To do: Your task is to repeat the entries underneath exactly, minus the pictures.
# # # # # # #
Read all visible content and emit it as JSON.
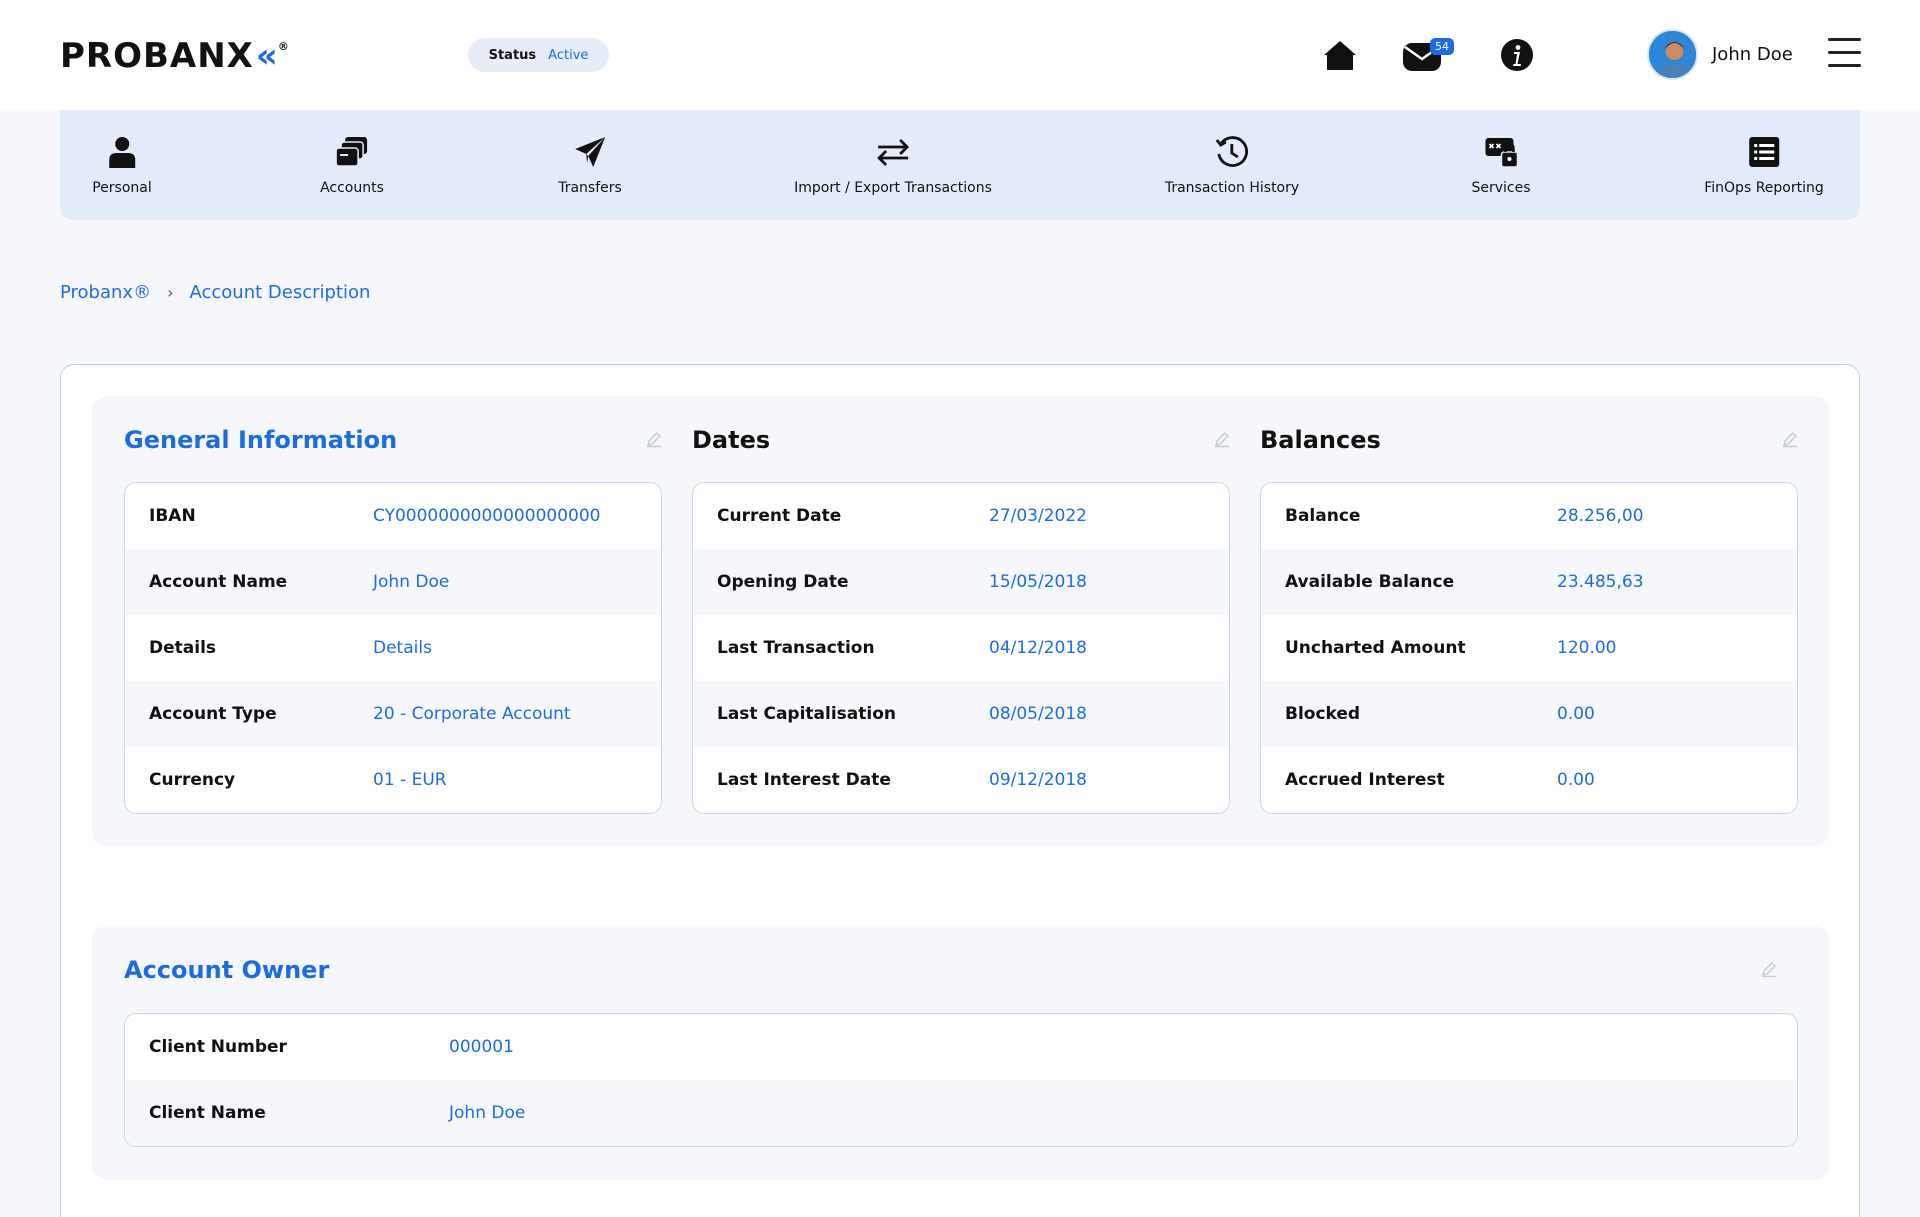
{
  "header": {
    "logo_text": "PROBANX",
    "logo_mark": "«",
    "logo_reg": "®",
    "status_label": "Status",
    "status_value": "Active",
    "messages_badge": "54",
    "user_name": "John Doe",
    "icons": [
      "home-icon",
      "mail-icon",
      "info-icon",
      "menu-icon"
    ]
  },
  "nav": {
    "items": [
      {
        "label": "Personal",
        "icon": "person-icon"
      },
      {
        "label": "Accounts",
        "icon": "accounts-icon"
      },
      {
        "label": "Transfers",
        "icon": "paper-plane-icon"
      },
      {
        "label": "Import / Export Transactions",
        "icon": "swap-arrows-icon"
      },
      {
        "label": "Transaction History",
        "icon": "history-icon"
      },
      {
        "label": "Services",
        "icon": "services-lock-icon"
      },
      {
        "label": "FinOps Reporting",
        "icon": "list-report-icon"
      }
    ]
  },
  "breadcrumb": {
    "root": "Probanx®",
    "current": "Account Description"
  },
  "general": {
    "title": "General Information",
    "rows": [
      {
        "key": "IBAN",
        "value": "CY0000000000000000000"
      },
      {
        "key": "Account Name",
        "value": "John Doe"
      },
      {
        "key": "Details",
        "value": "Details"
      },
      {
        "key": "Account Type",
        "value": "20 - Corporate Account"
      },
      {
        "key": "Currency",
        "value": "01 - EUR"
      }
    ]
  },
  "dates": {
    "title": "Dates",
    "rows": [
      {
        "key": "Current Date",
        "value": "27/03/2022"
      },
      {
        "key": "Opening Date",
        "value": "15/05/2018"
      },
      {
        "key": "Last Transaction",
        "value": "04/12/2018"
      },
      {
        "key": "Last Capitalisation",
        "value": "08/05/2018"
      },
      {
        "key": "Last Interest Date",
        "value": "09/12/2018"
      }
    ]
  },
  "balances": {
    "title": "Balances",
    "rows": [
      {
        "key": "Balance",
        "value": "28.256,00"
      },
      {
        "key": "Available Balance",
        "value": "23.485,63"
      },
      {
        "key": "Uncharted Amount",
        "value": "120.00"
      },
      {
        "key": "Blocked",
        "value": "0.00"
      },
      {
        "key": "Accrued Interest",
        "value": "0.00"
      }
    ]
  },
  "owner": {
    "title": "Account Owner",
    "rows": [
      {
        "key": "Client Number",
        "value": "000001"
      },
      {
        "key": "Client Name",
        "value": "John Doe"
      }
    ]
  },
  "colors": {
    "accent": "#1e6be0",
    "nav_bg": "#e3ebfb",
    "page_bg": "#f6f7fb"
  }
}
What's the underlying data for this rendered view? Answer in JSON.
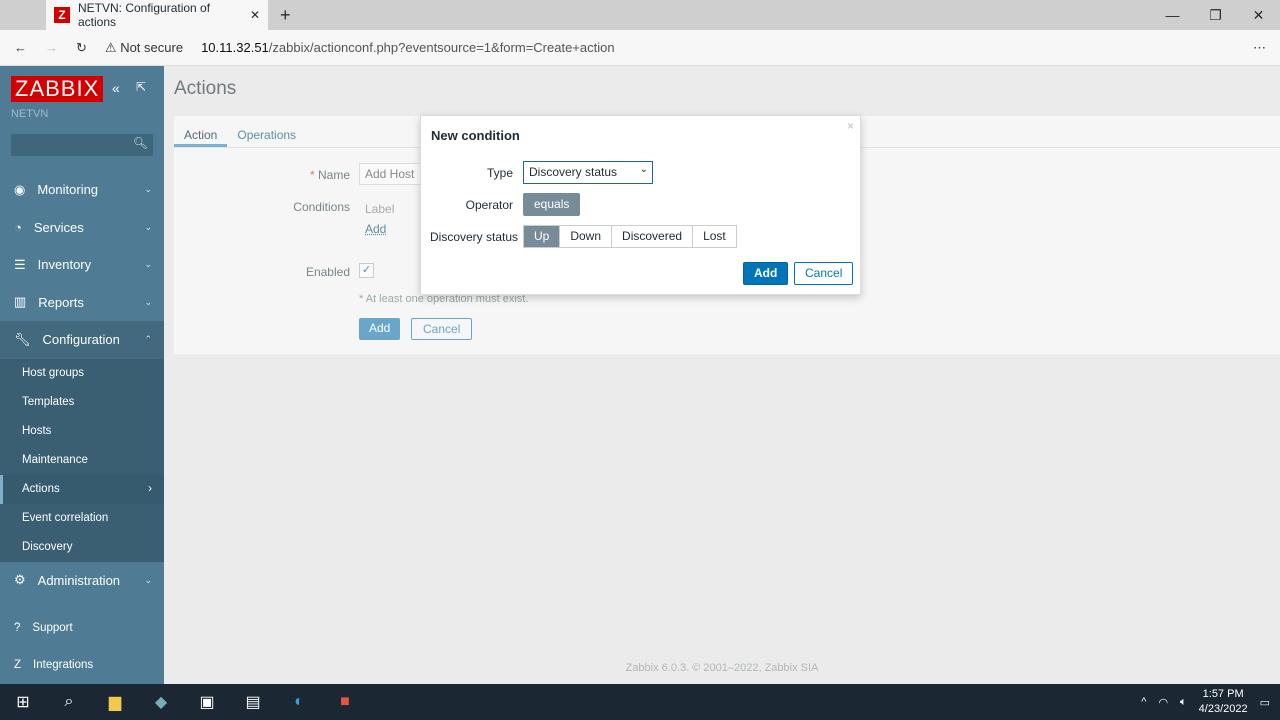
{
  "browser": {
    "tab_title": "NETVN: Configuration of actions",
    "security": "Not secure",
    "url_host": "10.11.32.51",
    "url_path": "/zabbix/actionconf.php?eventsource=1&form=Create+action"
  },
  "sidebar": {
    "logo": "ZABBIX",
    "server": "NETVN",
    "items": [
      {
        "label": "Monitoring"
      },
      {
        "label": "Services"
      },
      {
        "label": "Inventory"
      },
      {
        "label": "Reports"
      },
      {
        "label": "Configuration"
      }
    ],
    "sub_items": [
      {
        "label": "Host groups"
      },
      {
        "label": "Templates"
      },
      {
        "label": "Hosts"
      },
      {
        "label": "Maintenance"
      },
      {
        "label": "Actions"
      },
      {
        "label": "Event correlation"
      },
      {
        "label": "Discovery"
      }
    ],
    "admin": "Administration",
    "support": "Support",
    "integrations": "Integrations"
  },
  "page": {
    "title": "Actions",
    "tabs": [
      "Action",
      "Operations"
    ],
    "name_label": "Name",
    "name_value": "Add Host",
    "conditions_label": "Conditions",
    "conditions_col": "Label",
    "conditions_add": "Add",
    "enabled_label": "Enabled",
    "note": "* At least one operation must exist.",
    "add": "Add",
    "cancel": "Cancel",
    "footer": "Zabbix 6.0.3. © 2001–2022, Zabbix SIA"
  },
  "dialog": {
    "title": "New condition",
    "type_label": "Type",
    "type_value": "Discovery status",
    "operator_label": "Operator",
    "operator_value": "equals",
    "status_label": "Discovery status",
    "statuses": [
      "Up",
      "Down",
      "Discovered",
      "Lost"
    ],
    "selected": "Up",
    "add": "Add",
    "cancel": "Cancel"
  },
  "taskbar": {
    "time": "1:57 PM",
    "date": "4/23/2022"
  }
}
# # # # # # #
The result:
Read all visible content and emit it as JSON.
{
  "header": {
    "logo_text": "PROBANX",
    "logo_mark": "«",
    "logo_reg": "®",
    "status_label": "Status",
    "status_value": "Active",
    "messages_badge": "54",
    "user_name": "John Doe",
    "icons": [
      "home-icon",
      "mail-icon",
      "info-icon",
      "menu-icon"
    ]
  },
  "nav": {
    "items": [
      {
        "label": "Personal",
        "icon": "person-icon"
      },
      {
        "label": "Accounts",
        "icon": "accounts-icon"
      },
      {
        "label": "Transfers",
        "icon": "paper-plane-icon"
      },
      {
        "label": "Import / Export Transactions",
        "icon": "swap-arrows-icon"
      },
      {
        "label": "Transaction History",
        "icon": "history-icon"
      },
      {
        "label": "Services",
        "icon": "services-lock-icon"
      },
      {
        "label": "FinOps Reporting",
        "icon": "list-report-icon"
      }
    ]
  },
  "breadcrumb": {
    "root": "Probanx®",
    "current": "Account Description"
  },
  "general": {
    "title": "General Information",
    "rows": [
      {
        "key": "IBAN",
        "value": "CY0000000000000000000"
      },
      {
        "key": "Account Name",
        "value": "John Doe"
      },
      {
        "key": "Details",
        "value": "Details"
      },
      {
        "key": "Account Type",
        "value": "20 - Corporate Account"
      },
      {
        "key": "Currency",
        "value": "01 - EUR"
      }
    ]
  },
  "dates": {
    "title": "Dates",
    "rows": [
      {
        "key": "Current Date",
        "value": "27/03/2022"
      },
      {
        "key": "Opening Date",
        "value": "15/05/2018"
      },
      {
        "key": "Last Transaction",
        "value": "04/12/2018"
      },
      {
        "key": "Last Capitalisation",
        "value": "08/05/2018"
      },
      {
        "key": "Last Interest Date",
        "value": "09/12/2018"
      }
    ]
  },
  "balances": {
    "title": "Balances",
    "rows": [
      {
        "key": "Balance",
        "value": "28.256,00"
      },
      {
        "key": "Available Balance",
        "value": "23.485,63"
      },
      {
        "key": "Uncharted Amount",
        "value": "120.00"
      },
      {
        "key": "Blocked",
        "value": "0.00"
      },
      {
        "key": "Accrued Interest",
        "value": "0.00"
      }
    ]
  },
  "owner": {
    "title": "Account Owner",
    "rows": [
      {
        "key": "Client Number",
        "value": "000001"
      },
      {
        "key": "Client Name",
        "value": "John Doe"
      }
    ]
  },
  "colors": {
    "accent": "#1e6be0",
    "nav_bg": "#e3ebfb",
    "page_bg": "#f6f7fb"
  }
}
What's the underlying data for this rendered view? Answer in JSON.
{
  "browser": {
    "tab_title": "NETVN: Configuration of actions",
    "security": "Not secure",
    "url_host": "10.11.32.51",
    "url_path": "/zabbix/actionconf.php?eventsource=1&form=Create+action"
  },
  "sidebar": {
    "logo": "ZABBIX",
    "server": "NETVN",
    "items": [
      {
        "label": "Monitoring"
      },
      {
        "label": "Services"
      },
      {
        "label": "Inventory"
      },
      {
        "label": "Reports"
      },
      {
        "label": "Configuration"
      }
    ],
    "sub_items": [
      {
        "label": "Host groups"
      },
      {
        "label": "Templates"
      },
      {
        "label": "Hosts"
      },
      {
        "label": "Maintenance"
      },
      {
        "label": "Actions"
      },
      {
        "label": "Event correlation"
      },
      {
        "label": "Discovery"
      }
    ],
    "admin": "Administration",
    "support": "Support",
    "integrations": "Integrations"
  },
  "page": {
    "title": "Actions",
    "tabs": [
      "Action",
      "Operations"
    ],
    "name_label": "Name",
    "name_value": "Add Host",
    "conditions_label": "Conditions",
    "conditions_col": "Label",
    "conditions_add": "Add",
    "enabled_label": "Enabled",
    "note": "* At least one operation must exist.",
    "add": "Add",
    "cancel": "Cancel",
    "footer": "Zabbix 6.0.3. © 2001–2022, Zabbix SIA"
  },
  "dialog": {
    "title": "New condition",
    "type_label": "Type",
    "type_value": "Discovery status",
    "operator_label": "Operator",
    "operator_value": "equals",
    "status_label": "Discovery status",
    "statuses": [
      "Up",
      "Down",
      "Discovered",
      "Lost"
    ],
    "selected": "Up",
    "add": "Add",
    "cancel": "Cancel"
  },
  "taskbar": {
    "time": "1:57 PM",
    "date": "4/23/2022"
  }
}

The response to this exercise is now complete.